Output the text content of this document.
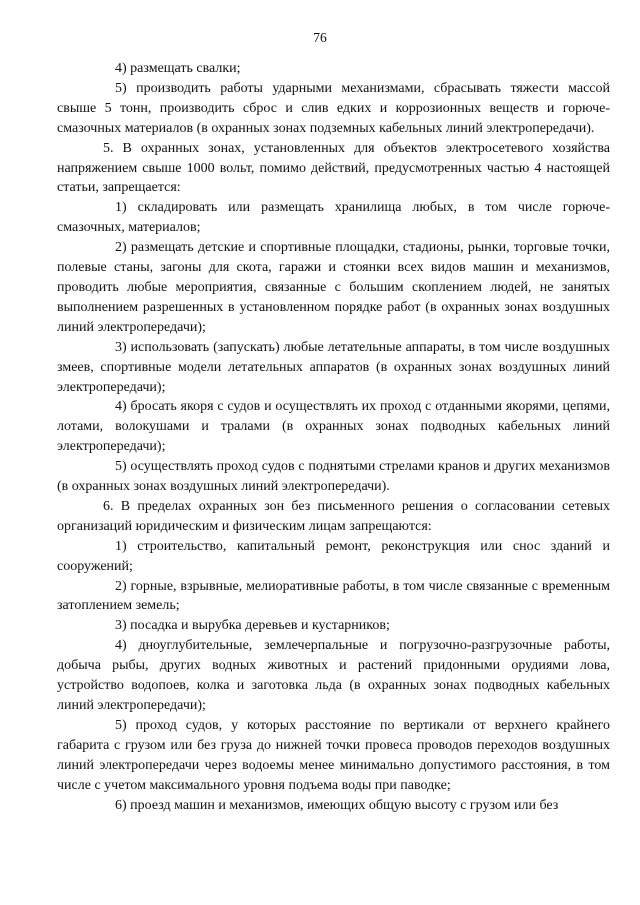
76

4) размещать свалки;

5) производить работы ударными механизмами, сбрасывать тяжести массой свыше 5 тонн, производить сброс и слив едких и коррозионных веществ и горюче-смазочных материалов (в охранных зонах подземных кабельных линий электропередачи).

5. В охранных зонах, установленных для объектов электросетевого хозяйства напряжением свыше 1000 вольт, помимо действий, предусмотренных частью 4 настоящей статьи, запрещается:

1) складировать или размещать хранилища любых, в том числе горюче-смазочных, материалов;

2) размещать детские и спортивные площадки, стадионы, рынки, торговые точки, полевые станы, загоны для скота, гаражи и стоянки всех видов машин и механизмов, проводить любые мероприятия, связанные с большим скоплением людей, не занятых выполнением разрешенных в установленном порядке работ (в охранных зонах воздушных линий электропередачи);

3) использовать (запускать) любые летательные аппараты, в том числе воздушных змеев, спортивные модели летательных аппаратов (в охранных зонах воздушных линий электропередачи);

4) бросать якоря с судов и осуществлять их проход с отданными якорями, цепями, лотами, волокушами и тралами (в охранных зонах подводных кабельных линий электропередачи);

5) осуществлять проход судов с поднятыми стрелами кранов и других механизмов (в охранных зонах воздушных линий электропередачи).

6. В пределах охранных зон без письменного решения о согласовании сетевых организаций юридическим и физическим лицам запрещаются:

1) строительство, капитальный ремонт, реконструкция или снос зданий и сооружений;

2) горные, взрывные, мелиоративные работы, в том числе связанные с временным затоплением земель;

3) посадка и вырубка деревьев и кустарников;

4) дноуглубительные, землечерпальные и погрузочно-разгрузочные работы, добыча рыбы, других водных животных и растений придонными орудиями лова, устройство водопоев, колка и заготовка льда (в охранных зонах подводных кабельных линий электропередачи);

5) проход судов, у которых расстояние по вертикали от верхнего крайнего габарита с грузом или без груза до нижней точки провеса проводов переходов воздушных линий электропередачи через водоемы менее минимально допустимого расстояния, в том числе с учетом максимального уровня подъема воды при паводке;

6) проезд машин и механизмов, имеющих общую высоту с грузом или без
=====
TASK GOAL ▸ Quote the material in full and exactly; do not carry over its pictures.

FINISHED EXERCISE ▸
Output the text content of this document.
76

4) размещать свалки;

5) производить работы ударными механизмами, сбрасывать тяжести массой свыше 5 тонн, производить сброс и слив едких и коррозионных веществ и горюче-смазочных материалов (в охранных зонах подземных кабельных линий электропередачи).

5. В охранных зонах, установленных для объектов электросетевого хозяйства напряжением свыше 1000 вольт, помимо действий, предусмотренных частью 4 настоящей статьи, запрещается:

1) складировать или размещать хранилища любых, в том числе горюче-смазочных, материалов;

2) размещать детские и спортивные площадки, стадионы, рынки, торговые точки, полевые станы, загоны для скота, гаражи и стоянки всех видов машин и механизмов, проводить любые мероприятия, связанные с большим скоплением людей, не занятых выполнением разрешенных в установленном порядке работ (в охранных зонах воздушных линий электропередачи);

3) использовать (запускать) любые летательные аппараты, в том числе воздушных змеев, спортивные модели летательных аппаратов (в охранных зонах воздушных линий электропередачи);

4) бросать якоря с судов и осуществлять их проход с отданными якорями, цепями, лотами, волокушами и тралами (в охранных зонах подводных кабельных линий электропередачи);

5) осуществлять проход судов с поднятыми стрелами кранов и других механизмов (в охранных зонах воздушных линий электропередачи).

6. В пределах охранных зон без письменного решения о согласовании сетевых организаций юридическим и физическим лицам запрещаются:

1) строительство, капитальный ремонт, реконструкция или снос зданий и сооружений;

2) горные, взрывные, мелиоративные работы, в том числе связанные с временным затоплением земель;

3) посадка и вырубка деревьев и кустарников;

4) дноуглубительные, землечерпальные и погрузочно-разгрузочные работы, добыча рыбы, других водных животных и растений придонными орудиями лова, устройство водопоев, колка и заготовка льда (в охранных зонах подводных кабельных линий электропередачи);

5) проход судов, у которых расстояние по вертикали от верхнего крайнего габарита с грузом или без груза до нижней точки провеса проводов переходов воздушных линий электропередачи через водоемы менее минимально допустимого расстояния, в том числе с учетом максимального уровня подъема воды при паводке;

6) проезд машин и механизмов, имеющих общую высоту с грузом или без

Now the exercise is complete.